Stored entries
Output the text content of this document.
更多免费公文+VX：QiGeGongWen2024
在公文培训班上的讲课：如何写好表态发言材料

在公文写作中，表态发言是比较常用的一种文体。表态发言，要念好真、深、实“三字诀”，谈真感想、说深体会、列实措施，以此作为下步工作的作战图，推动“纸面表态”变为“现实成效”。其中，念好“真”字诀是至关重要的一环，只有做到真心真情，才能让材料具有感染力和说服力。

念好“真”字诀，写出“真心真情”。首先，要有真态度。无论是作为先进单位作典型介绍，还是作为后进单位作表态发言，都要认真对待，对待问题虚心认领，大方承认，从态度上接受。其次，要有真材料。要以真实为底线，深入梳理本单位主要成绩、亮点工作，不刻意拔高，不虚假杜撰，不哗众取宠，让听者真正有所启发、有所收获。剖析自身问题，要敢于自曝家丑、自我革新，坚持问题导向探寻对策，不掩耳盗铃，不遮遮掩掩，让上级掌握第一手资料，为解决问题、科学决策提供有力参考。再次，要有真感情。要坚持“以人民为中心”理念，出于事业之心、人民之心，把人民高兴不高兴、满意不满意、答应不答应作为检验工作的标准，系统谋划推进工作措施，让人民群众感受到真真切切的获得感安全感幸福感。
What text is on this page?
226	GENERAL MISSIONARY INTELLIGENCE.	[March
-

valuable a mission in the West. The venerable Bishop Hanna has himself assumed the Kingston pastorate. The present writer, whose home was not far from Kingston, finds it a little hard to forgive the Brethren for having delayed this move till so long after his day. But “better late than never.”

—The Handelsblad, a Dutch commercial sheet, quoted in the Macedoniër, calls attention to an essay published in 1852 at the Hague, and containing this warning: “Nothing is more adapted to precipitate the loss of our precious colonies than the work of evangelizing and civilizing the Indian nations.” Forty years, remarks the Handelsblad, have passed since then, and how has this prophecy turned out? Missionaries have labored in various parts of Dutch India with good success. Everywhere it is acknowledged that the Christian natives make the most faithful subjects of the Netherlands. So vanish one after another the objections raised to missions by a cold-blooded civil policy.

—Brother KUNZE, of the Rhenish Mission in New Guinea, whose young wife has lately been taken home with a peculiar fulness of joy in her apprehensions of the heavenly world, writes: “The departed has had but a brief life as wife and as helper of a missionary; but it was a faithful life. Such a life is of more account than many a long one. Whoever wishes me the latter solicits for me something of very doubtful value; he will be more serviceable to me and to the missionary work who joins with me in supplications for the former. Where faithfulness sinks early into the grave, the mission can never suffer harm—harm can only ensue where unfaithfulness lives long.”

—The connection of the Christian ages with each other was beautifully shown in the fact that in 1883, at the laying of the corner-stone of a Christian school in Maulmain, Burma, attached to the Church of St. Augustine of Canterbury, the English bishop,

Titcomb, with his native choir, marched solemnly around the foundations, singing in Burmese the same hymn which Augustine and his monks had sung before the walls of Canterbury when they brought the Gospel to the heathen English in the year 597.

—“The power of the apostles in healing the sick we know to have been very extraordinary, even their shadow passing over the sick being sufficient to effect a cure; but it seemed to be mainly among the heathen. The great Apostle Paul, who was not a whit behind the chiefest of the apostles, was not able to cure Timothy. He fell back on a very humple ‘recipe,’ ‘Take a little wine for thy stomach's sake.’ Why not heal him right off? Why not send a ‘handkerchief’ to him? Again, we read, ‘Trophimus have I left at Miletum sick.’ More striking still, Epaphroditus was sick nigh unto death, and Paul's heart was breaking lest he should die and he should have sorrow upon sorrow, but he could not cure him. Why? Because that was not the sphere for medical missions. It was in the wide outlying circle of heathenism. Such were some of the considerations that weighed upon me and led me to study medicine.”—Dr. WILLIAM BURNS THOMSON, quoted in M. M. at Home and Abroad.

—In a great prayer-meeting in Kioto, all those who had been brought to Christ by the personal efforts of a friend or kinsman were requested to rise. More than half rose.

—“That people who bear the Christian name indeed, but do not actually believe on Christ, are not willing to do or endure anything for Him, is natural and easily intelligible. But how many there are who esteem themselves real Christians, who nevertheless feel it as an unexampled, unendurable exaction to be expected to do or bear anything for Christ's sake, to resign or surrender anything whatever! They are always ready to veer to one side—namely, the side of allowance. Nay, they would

Short task> Track down every line of the material containing the string "text", and copy it.

Completed exercise>
Output the text content of this document.
What text is on this page?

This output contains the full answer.